Saved data entries
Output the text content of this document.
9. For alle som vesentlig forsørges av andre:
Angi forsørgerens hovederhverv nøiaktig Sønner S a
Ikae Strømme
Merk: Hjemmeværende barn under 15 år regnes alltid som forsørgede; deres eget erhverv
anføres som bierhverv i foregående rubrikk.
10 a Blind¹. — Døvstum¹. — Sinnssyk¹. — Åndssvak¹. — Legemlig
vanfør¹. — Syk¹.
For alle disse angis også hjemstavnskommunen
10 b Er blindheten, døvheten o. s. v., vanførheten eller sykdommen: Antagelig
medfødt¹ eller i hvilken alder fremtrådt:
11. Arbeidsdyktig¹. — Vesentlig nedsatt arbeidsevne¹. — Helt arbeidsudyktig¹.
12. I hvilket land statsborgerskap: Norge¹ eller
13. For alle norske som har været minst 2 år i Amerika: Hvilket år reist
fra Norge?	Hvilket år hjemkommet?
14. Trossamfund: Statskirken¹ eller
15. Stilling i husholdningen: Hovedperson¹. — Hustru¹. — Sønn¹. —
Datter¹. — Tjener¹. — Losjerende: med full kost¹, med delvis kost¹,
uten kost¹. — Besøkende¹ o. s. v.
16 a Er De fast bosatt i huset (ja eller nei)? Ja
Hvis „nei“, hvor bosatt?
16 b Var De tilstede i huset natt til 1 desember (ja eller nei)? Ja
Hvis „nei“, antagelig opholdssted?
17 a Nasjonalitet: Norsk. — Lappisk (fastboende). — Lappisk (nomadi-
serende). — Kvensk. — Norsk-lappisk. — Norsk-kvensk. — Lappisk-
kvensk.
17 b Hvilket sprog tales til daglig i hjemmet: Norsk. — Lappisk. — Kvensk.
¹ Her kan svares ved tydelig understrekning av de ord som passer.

• TASK TO COMPLETE:
Check every line of the entries above for the word "Lappisk" and report how many lines contain it, giving the number only.

• SOLUTION TO THIS EXERCISE:
3